▸ CHALLENGE 1:
Update the entries from the line containing "last-edit-icon[interactable] xyxy=(350,113,365,127)" through the line containing "expand-icon[interactable]: + xyxy=(28,310,37,319)" by replacing "tree-item" with "tree-node" and leaving everything else unchanged. Return only those lines.

University of Waterloo
Department of Applied Mathematics
Various theories have been proposed for the mesoscale kinetic energy spectrum, which is frequently observed to have an approximately -5/3 power law. Recent work has converged on the hypothesis of a downscale cascade from larger scales, but the details of this cascade (i.e. the relative importance of inertia-gravity waves, stratified turbulence, etc.) is still unclear. This talk will examine the development of the mesoscale spectrum in numerical simulations of idealized baroclinic waves. Experiments are initialized with an unstable mid-latitude jet; moist physics are included but topography, radiation, and surface fluxes are omitted. Even with such an idealized setup, a rich array of mesoscale motions are found to develop. The resulting energy spectra have a number of similarities with observations and more comprehensive simulations -- in particular, the spectral slopes of the rotational and divergent kinetic energy are around -3 and -5/3, respectively -- but there are also key differences. The importance of latent heating in the direct excitation of the mesoscale will be assessed, and implications for the mesoscale cascade theories will be discussed. This work is in collaboration with Chris Snyder.
Thursday, 8 November 2012, 3:30 PM
Refreshments 3:15 PM
3450 Mitchell Lane
Bldg 2, Large Auditorium Room 1022

▸ CHALLENGE 2:
According to the seminar announcement, at what time are refreshments served?

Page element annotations
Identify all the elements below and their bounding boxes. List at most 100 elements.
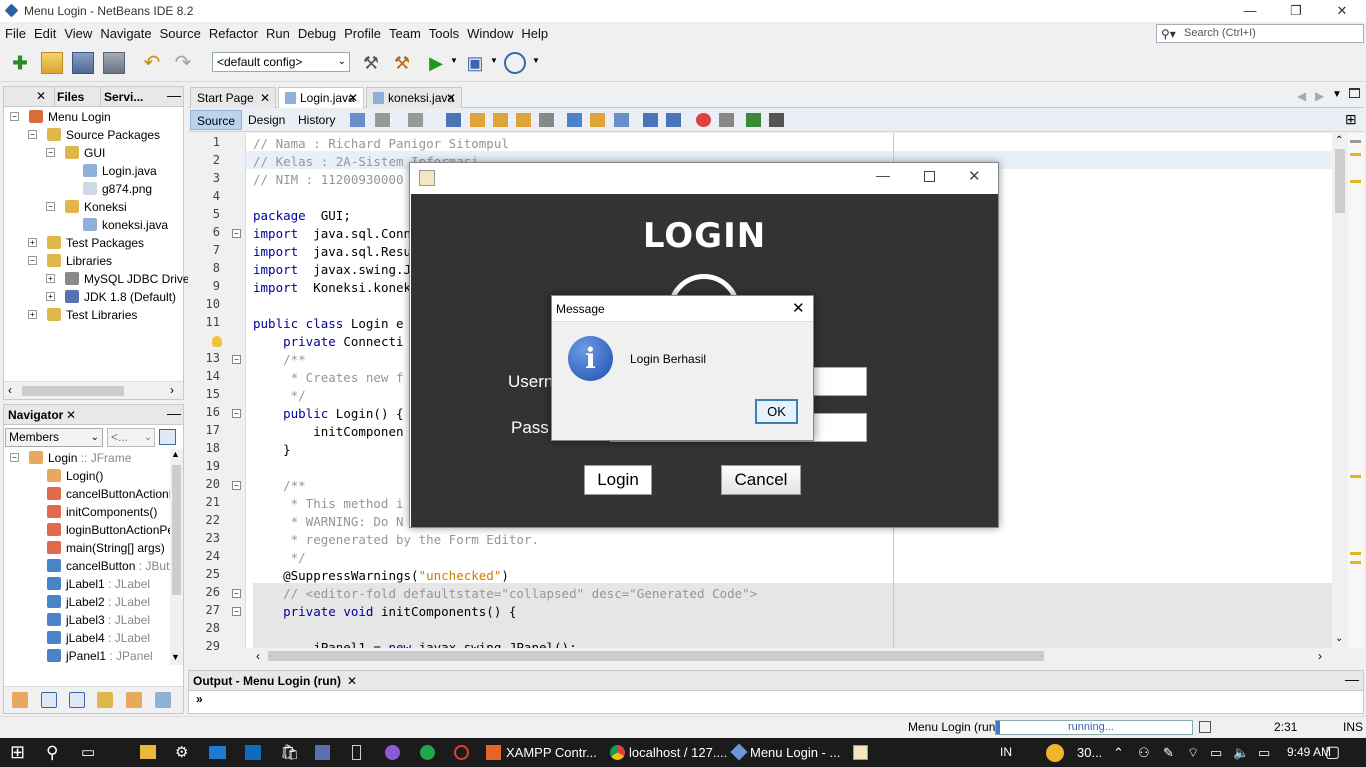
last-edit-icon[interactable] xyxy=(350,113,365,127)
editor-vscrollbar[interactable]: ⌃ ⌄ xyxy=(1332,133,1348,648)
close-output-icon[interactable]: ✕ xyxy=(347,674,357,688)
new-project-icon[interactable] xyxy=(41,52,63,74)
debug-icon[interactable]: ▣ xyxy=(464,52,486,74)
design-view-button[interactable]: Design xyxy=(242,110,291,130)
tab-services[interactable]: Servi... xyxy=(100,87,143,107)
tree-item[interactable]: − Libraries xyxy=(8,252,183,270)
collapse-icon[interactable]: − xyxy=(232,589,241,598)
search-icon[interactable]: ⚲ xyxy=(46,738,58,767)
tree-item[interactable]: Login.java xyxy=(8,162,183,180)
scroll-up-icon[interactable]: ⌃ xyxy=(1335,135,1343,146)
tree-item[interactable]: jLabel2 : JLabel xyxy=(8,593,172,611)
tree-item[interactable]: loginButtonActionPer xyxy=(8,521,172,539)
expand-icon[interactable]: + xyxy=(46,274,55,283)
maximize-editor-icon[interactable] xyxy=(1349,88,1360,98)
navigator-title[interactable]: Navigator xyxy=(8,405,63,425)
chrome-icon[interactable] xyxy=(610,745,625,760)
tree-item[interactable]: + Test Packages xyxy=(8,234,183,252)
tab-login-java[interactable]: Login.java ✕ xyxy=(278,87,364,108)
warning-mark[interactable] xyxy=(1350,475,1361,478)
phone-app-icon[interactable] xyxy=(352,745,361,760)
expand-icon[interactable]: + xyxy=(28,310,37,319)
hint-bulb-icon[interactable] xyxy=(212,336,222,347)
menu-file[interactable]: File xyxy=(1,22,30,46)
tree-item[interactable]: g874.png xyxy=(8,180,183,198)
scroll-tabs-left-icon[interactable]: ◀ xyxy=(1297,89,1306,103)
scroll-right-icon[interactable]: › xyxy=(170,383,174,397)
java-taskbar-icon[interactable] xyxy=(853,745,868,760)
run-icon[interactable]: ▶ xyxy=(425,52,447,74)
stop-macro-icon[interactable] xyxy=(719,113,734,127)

▸ TASK OUTPUT 1:
last-edit-icon[interactable] xyxy=(350,113,365,127)
editor-vscrollbar[interactable]: ⌃ ⌄ xyxy=(1332,133,1348,648)
close-output-icon[interactable]: ✕ xyxy=(347,674,357,688)
new-project-icon[interactable] xyxy=(41,52,63,74)
debug-icon[interactable]: ▣ xyxy=(464,52,486,74)
design-view-button[interactable]: Design xyxy=(242,110,291,130)
tab-services[interactable]: Servi... xyxy=(100,87,143,107)
tree-node[interactable]: − Libraries xyxy=(8,252,183,270)
collapse-icon[interactable]: − xyxy=(232,589,241,598)
search-icon[interactable]: ⚲ xyxy=(46,738,58,767)
tree-node[interactable]: Login.java xyxy=(8,162,183,180)
scroll-up-icon[interactable]: ⌃ xyxy=(1335,135,1343,146)
tree-node[interactable]: jLabel2 : JLabel xyxy=(8,593,172,611)
tree-node[interactable]: loginButtonActionPer xyxy=(8,521,172,539)
expand-icon[interactable]: + xyxy=(46,274,55,283)
maximize-editor-icon[interactable] xyxy=(1349,88,1360,98)
navigator-title[interactable]: Navigator xyxy=(8,405,63,425)
chrome-icon[interactable] xyxy=(610,745,625,760)
tree-node[interactable]: + Test Packages xyxy=(8,234,183,252)
tab-login-java[interactable]: Login.java ✕ xyxy=(278,87,364,108)
warning-mark[interactable] xyxy=(1350,475,1361,478)
phone-app-icon[interactable] xyxy=(352,745,361,760)
expand-icon[interactable]: + xyxy=(28,310,37,319)

▸ TASK OUTPUT 2:
3:15 PM